**SELECTED EXTRACT:**
#####

JVM Languages

Functional Programming in Java

By Mark Zander, November 01, 2005

Generic Java lets you extend the language to gain some of the advantages of functional programming languages.

November, 2005: Functional Programming in Java

Mark is a technical staff member at Los Alamos National Laboratory. He can be contacted at [email protected].

Although Java supports composition of classes and interfaces through the "extend" and "implements" features, it does not allow composition of functions. Functional programming languages such as Haskell (http://www.haskell.org/), support composition of functions because functions are first-class objects and support currying. When functions are first-class objects, they may be assigned to variables, passed as arguments to other functions, and returned as the result of functions. Currying allows function arguments to be applied one at a time, creating a new function with one less argument.

Java 1.5 has recently been released with generics (see "Generics in the Java Programming Language," by Gilad Bracha, http://java.sun.com/j2se/1.5.0/download-pdf.html). Generic Java (GJ) lets you further specify the typing of classes and objects. This is used to guarantee type safety at compile time, rather than guaranteeing type safety at runtime by using casts. Generics are types that exist at compile time only, and that makes them different than C++ templates that instantiate new types that exist at runtime. Nevertheless, there are similarities in what can be achieved; the main influence for this work came from examples in C++ (see "Making C++ Ready for Algorithmic Skeletons," by Jörg Striegnitz; http://www.fz-juelich.de/zam/docs/autoren2000/striegnitz).

Currying and Function Objects

Currying allows passing one parameter at a time to a function. For example, in Haskell, a function to add two numbers would be:

add :: Int -> (Int -> Int)
add x y = x + y

where the first line is the type of the function, and the second line is the implementation of the function. The function type shows that add takes an Int as its first argument, an Int for its second argument, and returns an Int as a result. But what if only one Int is passed to add? Then a new function is created that takes an Int for its argument and returns an Int as a result. For example, you can define a new function:

inc :: Int -> Int
inc = add 1

so function inc takes an Int for an argument and returns an Int as a result. It increments its argument by one to get its result.

In Effective Java Programming Language Guide (Addison-Wesley, 2001), Joshua Bloch gives a description of using a class containing only one function, then using an instance of the class to represent that function. The term "function object" can be used to describe this concept. Because Java does not allow first-class functions, function objects may be used instead.

What should the syntax of calling one argument at a time look like in Java? In Haskell, function arguments are delimited by spaces, so that adding 1 and 2 would look like add 1 2. C++ has operator overloading for parentheses so that passing arguments one at a time to add could look like add(1)(2). In Java, you invoke a method of a function object to emulate a call of one argument at a time. To minimize syntax, I picked a one-letter method named x for the next argument. Calling the add function object in Java would be add.x(1).x(2). The syntax of the three languages is:

add 1 2 -- Haskell
add(1)(2) // C++
add.x(1).x(2) // Java

Functional Programming in Java

I have implemented classes to support functional programming in Java and give some examples before describing the implementation.

A new function object derives from a function object base class, and implements a call method. There is a different function object base class needed for functions requiring different numbers of arguments. The function object base class for functions requiring two arguments has the name Function.O2. It has generic-type parameters indicating the type of each argument, and a final type parameter indicating the return type of the function. The add function earlier would be written as Example 1(a).

#####

**SOURCE MATERIAL:**
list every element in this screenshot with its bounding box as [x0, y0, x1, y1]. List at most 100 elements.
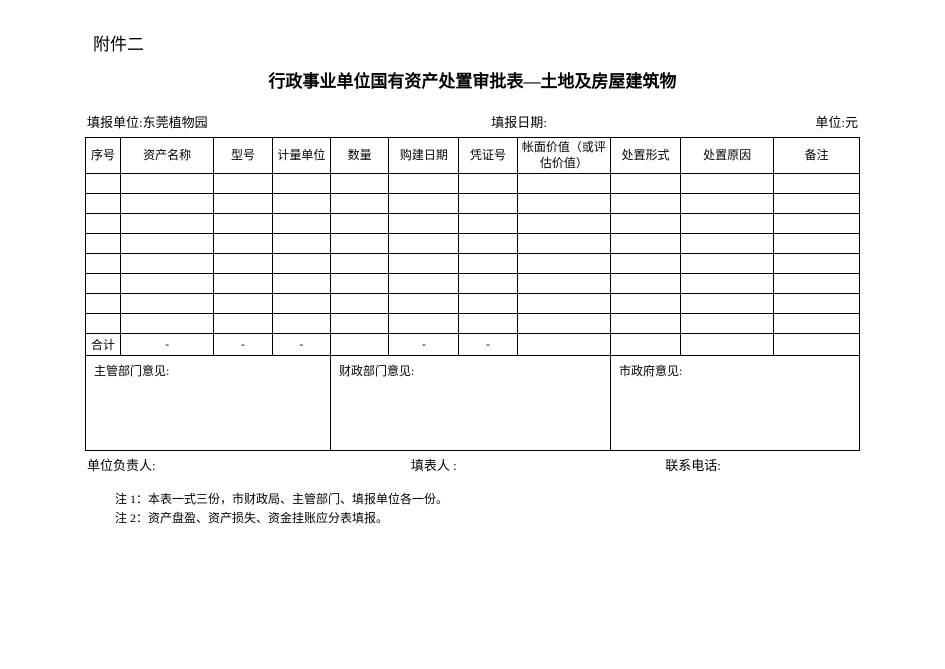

#####

**EXERCISES:**
1. Translate this sentence from the article on functional programming in Java into Spanish: "Currying allows passing one parameter at a time to a function."
2. In the article on functional programming in Java, what name was picked for the one-letter method that takes the next argument?

**WORKED ANSWERS:**
1. El currying permite pasar un parámetro a la vez a una función.

2. The method is named x.